_WRITTEN EXERCISE_:
Beneath this task is a listing. State how many of its lines include the string "pattern", giving nothing but the number.

_MATERIAL TO PROCESS_:

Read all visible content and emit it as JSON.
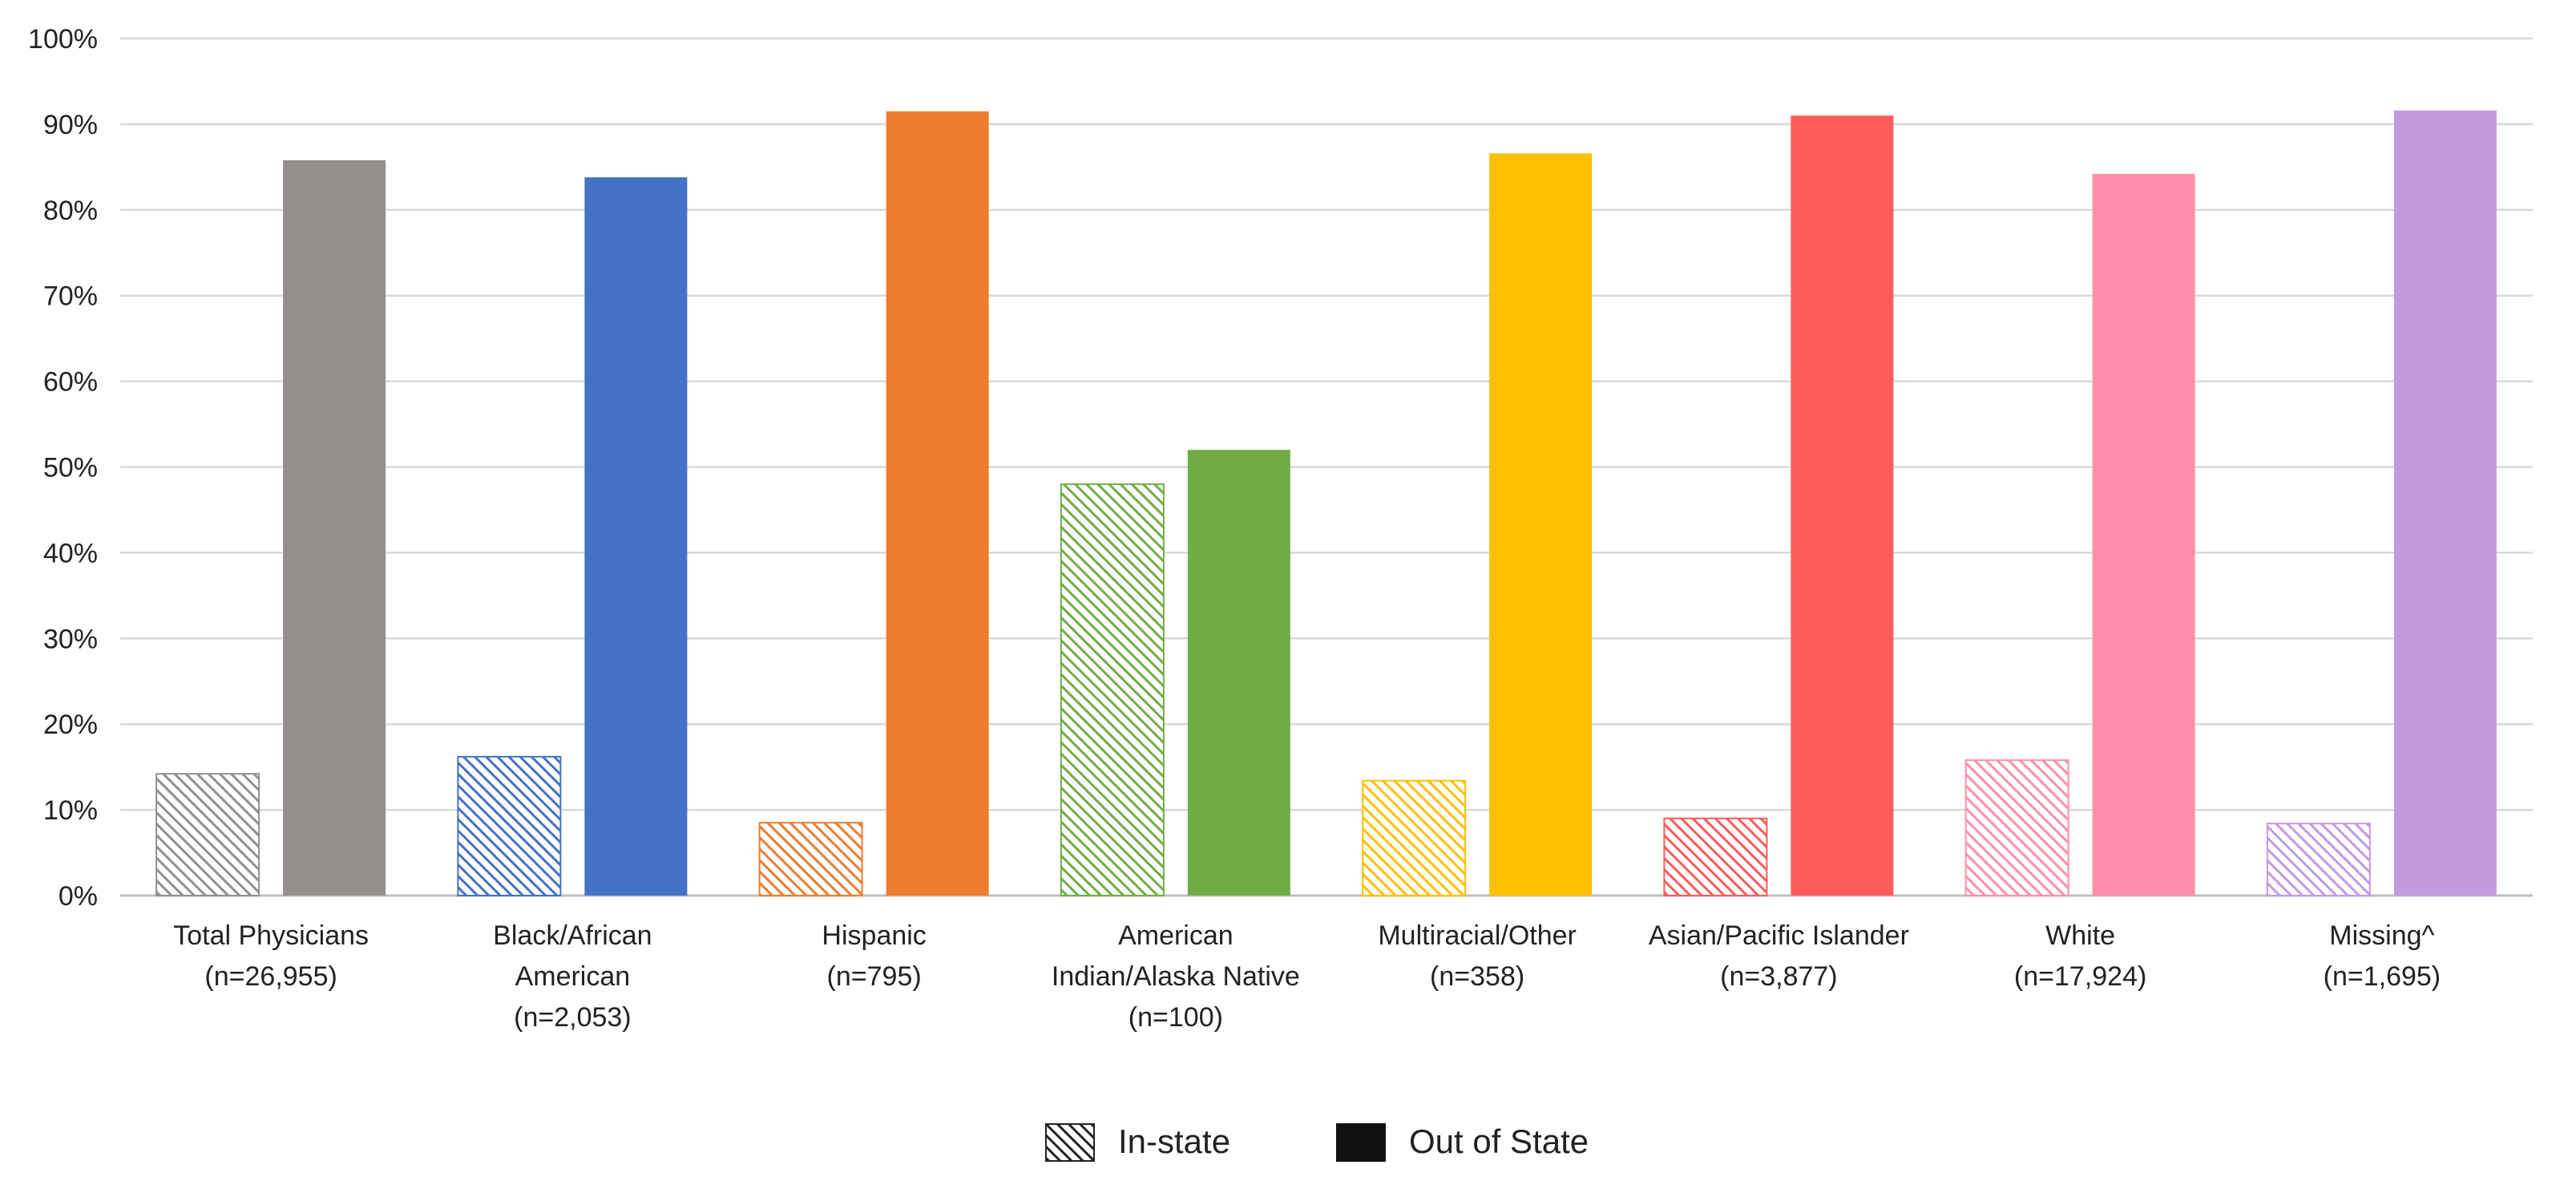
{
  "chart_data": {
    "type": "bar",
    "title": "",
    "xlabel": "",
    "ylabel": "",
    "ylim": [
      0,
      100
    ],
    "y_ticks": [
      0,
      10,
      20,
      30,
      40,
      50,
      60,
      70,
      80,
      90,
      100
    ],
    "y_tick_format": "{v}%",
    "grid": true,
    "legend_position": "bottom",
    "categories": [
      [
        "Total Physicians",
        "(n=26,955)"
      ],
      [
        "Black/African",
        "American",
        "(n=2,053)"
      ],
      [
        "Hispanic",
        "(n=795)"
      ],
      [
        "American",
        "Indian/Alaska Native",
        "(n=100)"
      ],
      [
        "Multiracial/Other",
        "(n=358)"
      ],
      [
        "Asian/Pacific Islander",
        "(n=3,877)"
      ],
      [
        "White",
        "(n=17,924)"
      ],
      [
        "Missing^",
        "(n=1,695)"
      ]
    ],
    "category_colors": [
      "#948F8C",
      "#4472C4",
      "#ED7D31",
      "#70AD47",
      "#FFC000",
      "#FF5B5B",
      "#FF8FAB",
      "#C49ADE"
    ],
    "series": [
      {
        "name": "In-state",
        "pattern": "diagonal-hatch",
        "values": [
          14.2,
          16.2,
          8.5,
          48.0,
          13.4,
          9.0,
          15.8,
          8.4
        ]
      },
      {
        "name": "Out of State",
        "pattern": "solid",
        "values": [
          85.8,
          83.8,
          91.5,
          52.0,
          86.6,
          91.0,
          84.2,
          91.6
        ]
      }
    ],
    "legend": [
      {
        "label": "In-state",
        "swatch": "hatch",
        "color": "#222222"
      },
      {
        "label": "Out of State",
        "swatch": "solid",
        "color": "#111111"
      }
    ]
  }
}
...
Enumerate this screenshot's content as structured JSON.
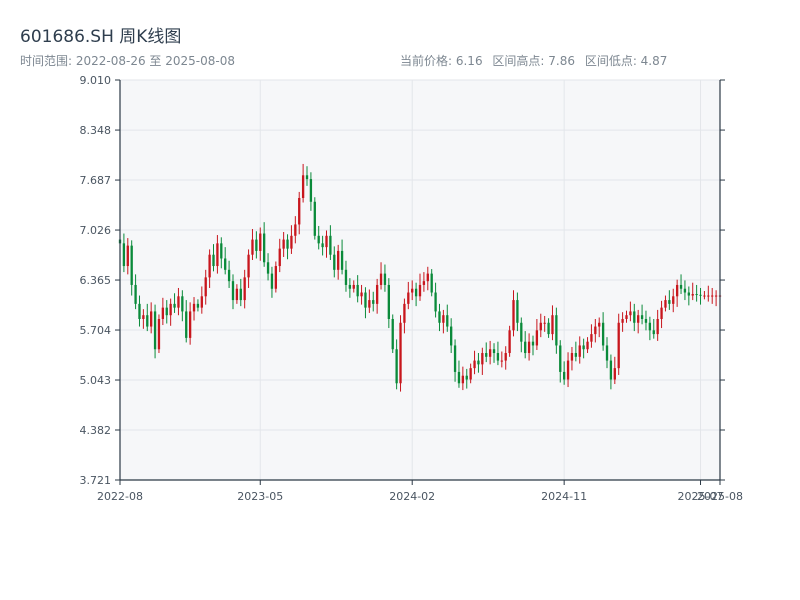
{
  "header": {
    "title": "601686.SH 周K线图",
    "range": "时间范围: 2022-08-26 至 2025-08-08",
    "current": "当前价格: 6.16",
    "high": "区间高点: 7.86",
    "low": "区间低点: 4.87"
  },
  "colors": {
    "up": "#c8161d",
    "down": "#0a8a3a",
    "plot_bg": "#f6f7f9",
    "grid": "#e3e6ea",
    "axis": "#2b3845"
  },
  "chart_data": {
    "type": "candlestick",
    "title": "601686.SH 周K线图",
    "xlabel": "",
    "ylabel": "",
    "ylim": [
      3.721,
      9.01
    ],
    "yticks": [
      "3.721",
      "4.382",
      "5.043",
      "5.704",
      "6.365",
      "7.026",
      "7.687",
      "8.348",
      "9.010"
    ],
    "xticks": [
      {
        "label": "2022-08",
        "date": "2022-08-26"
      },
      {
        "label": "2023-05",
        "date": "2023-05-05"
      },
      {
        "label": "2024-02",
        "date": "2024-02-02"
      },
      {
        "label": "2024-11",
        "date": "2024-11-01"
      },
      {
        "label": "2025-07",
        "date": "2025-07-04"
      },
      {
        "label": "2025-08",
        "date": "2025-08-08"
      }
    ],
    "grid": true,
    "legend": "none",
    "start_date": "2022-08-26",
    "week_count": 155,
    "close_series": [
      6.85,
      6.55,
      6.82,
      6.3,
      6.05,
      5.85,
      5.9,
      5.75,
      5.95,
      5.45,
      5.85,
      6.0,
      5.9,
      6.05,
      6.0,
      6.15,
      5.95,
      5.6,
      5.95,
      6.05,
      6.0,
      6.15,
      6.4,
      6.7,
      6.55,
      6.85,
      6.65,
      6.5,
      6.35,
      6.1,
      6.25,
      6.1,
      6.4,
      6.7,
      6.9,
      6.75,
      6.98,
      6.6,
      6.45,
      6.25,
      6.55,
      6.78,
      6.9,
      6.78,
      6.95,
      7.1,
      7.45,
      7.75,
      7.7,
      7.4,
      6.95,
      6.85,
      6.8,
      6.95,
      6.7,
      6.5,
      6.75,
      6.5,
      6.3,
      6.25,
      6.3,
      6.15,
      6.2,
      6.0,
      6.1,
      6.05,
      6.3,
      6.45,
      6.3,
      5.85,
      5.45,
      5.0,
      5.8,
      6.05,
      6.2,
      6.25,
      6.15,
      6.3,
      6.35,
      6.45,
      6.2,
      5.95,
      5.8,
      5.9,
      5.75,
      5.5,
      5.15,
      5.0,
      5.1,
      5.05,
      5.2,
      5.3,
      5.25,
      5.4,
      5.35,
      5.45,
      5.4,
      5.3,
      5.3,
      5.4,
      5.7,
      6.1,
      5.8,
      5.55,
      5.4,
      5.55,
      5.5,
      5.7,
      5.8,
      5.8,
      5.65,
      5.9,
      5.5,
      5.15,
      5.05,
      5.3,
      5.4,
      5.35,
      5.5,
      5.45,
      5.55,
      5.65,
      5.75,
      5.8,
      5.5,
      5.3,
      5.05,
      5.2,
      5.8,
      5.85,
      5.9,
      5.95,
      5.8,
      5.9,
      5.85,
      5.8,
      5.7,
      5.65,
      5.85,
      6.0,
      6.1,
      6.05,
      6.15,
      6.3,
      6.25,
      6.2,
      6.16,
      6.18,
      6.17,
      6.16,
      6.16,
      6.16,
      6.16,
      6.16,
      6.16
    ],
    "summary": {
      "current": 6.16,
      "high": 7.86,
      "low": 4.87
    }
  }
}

_EXPECTED OUTPUT_:
2